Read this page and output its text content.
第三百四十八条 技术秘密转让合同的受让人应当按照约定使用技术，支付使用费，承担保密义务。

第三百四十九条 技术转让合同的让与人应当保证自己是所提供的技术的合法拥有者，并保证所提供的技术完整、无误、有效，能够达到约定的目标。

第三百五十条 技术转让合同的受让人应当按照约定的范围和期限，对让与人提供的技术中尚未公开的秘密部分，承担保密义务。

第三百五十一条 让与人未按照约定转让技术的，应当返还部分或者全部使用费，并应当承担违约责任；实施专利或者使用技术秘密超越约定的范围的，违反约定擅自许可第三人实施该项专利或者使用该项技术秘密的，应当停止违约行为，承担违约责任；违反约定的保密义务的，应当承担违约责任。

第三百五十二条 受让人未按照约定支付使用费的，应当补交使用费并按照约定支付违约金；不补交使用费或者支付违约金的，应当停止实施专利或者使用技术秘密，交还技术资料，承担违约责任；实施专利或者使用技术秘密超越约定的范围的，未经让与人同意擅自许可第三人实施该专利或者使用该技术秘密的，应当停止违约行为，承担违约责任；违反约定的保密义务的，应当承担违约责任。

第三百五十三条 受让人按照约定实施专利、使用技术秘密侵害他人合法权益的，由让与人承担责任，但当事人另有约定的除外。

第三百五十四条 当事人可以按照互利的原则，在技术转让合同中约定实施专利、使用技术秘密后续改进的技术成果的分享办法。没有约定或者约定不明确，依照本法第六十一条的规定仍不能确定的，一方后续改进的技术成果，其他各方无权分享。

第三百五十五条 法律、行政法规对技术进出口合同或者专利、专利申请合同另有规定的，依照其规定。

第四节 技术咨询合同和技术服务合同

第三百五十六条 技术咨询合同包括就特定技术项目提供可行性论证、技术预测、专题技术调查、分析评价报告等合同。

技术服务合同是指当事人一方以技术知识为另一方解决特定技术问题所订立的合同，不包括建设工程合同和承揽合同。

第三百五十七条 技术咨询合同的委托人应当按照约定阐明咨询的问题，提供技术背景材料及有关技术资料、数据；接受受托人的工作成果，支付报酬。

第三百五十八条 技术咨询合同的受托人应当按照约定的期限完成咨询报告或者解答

==*==

JOB
Scan the material above for the string "应当停止违约行为" and report each line where you find it.

SOLUTION
第三百五十一条 让与人未按照约定转让技术的，应当返还部分或者全部使用费，并应当承担违约责任；实施专利或者使用技术秘密超越约定的范围的，违反约定擅自许可第三人实施该项专利或者使用该项技术秘密的，应当停止违约行为，承担违约责任；违反约定的保密义务的，应当承担违约责任。
第三百五十二条 受让人未按照约定支付使用费的，应当补交使用费并按照约定支付违约金；不补交使用费或者支付违约金的，应当停止实施专利或者使用技术秘密，交还技术资料，承担违约责任；实施专利或者使用技术秘密超越约定的范围的，未经让与人同意擅自许可第三人实施该专利或者使用该技术秘密的，应当停止违约行为，承担违约责任；违反约定的保密义务的，应当承担违约责任。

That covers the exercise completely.